— START Supplied records —
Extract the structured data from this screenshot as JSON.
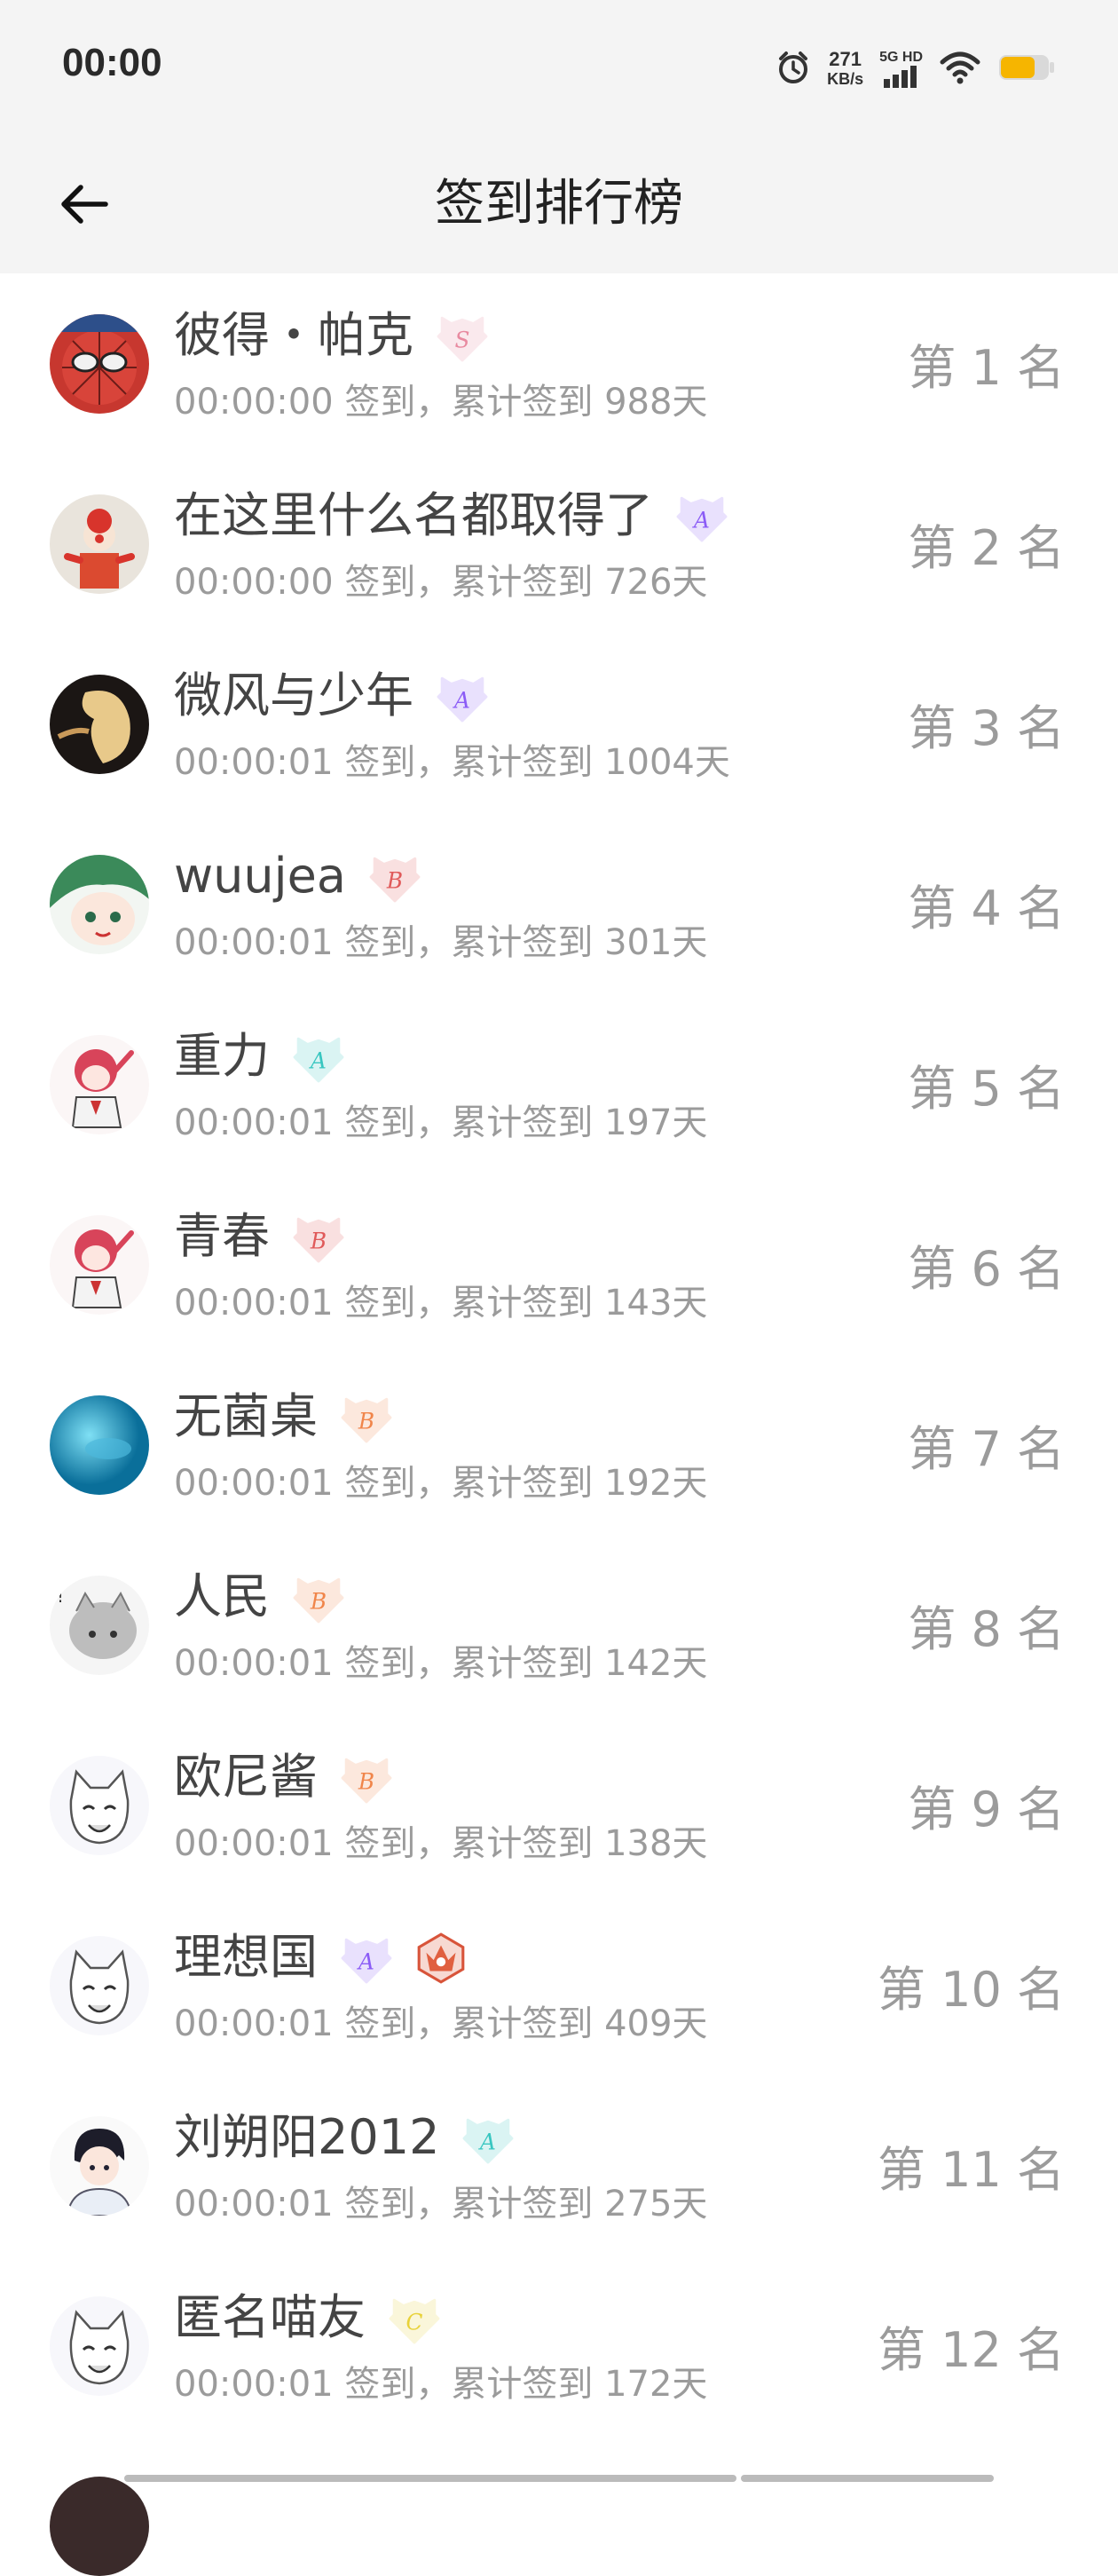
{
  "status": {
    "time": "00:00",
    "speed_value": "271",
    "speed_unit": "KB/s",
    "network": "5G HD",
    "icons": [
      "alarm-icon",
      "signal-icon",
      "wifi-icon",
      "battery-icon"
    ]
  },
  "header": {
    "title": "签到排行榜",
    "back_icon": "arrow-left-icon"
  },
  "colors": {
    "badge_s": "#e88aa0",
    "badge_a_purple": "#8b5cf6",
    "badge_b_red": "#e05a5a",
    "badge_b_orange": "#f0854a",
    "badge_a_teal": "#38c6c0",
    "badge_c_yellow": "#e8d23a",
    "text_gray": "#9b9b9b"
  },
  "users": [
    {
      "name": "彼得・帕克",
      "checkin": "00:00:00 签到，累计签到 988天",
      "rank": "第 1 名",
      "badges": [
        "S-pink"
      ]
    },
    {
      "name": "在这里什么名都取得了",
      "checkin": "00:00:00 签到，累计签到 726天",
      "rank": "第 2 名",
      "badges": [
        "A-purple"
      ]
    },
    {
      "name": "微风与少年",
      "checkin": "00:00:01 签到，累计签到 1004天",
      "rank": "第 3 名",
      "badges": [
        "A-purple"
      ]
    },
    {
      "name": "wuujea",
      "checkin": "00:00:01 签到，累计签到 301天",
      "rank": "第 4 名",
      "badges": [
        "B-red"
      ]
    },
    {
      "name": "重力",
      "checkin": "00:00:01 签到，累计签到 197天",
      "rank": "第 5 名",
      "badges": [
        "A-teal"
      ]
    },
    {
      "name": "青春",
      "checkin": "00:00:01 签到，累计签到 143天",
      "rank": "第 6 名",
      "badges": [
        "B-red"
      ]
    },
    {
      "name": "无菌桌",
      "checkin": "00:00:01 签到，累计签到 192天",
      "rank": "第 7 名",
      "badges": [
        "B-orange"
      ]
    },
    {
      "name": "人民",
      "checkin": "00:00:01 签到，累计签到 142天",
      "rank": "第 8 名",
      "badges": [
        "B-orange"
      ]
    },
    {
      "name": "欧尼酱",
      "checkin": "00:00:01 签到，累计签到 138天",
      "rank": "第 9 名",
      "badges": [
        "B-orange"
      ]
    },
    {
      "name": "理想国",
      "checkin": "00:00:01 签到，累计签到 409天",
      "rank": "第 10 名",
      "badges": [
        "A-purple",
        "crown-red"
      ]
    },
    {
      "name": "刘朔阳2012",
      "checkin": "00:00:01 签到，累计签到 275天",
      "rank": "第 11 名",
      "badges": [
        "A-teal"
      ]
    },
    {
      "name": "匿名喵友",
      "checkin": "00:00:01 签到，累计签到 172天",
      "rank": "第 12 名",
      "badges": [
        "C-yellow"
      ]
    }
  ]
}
— END Supplied records —
◆ Task details ◆
Collect every line above that contains the word "name".

◆ Output of the exercise ◆
      "name": "彼得・帕克",
      "name": "在这里什么名都取得了",
      "name": "微风与少年",
      "name": "wuujea",
      "name": "重力",
      "name": "青春",
      "name": "无菌桌",
      "name": "人民",
      "name": "欧尼酱",
      "name": "理想国",
      "name": "刘朔阳2012",
      "name": "匿名喵友",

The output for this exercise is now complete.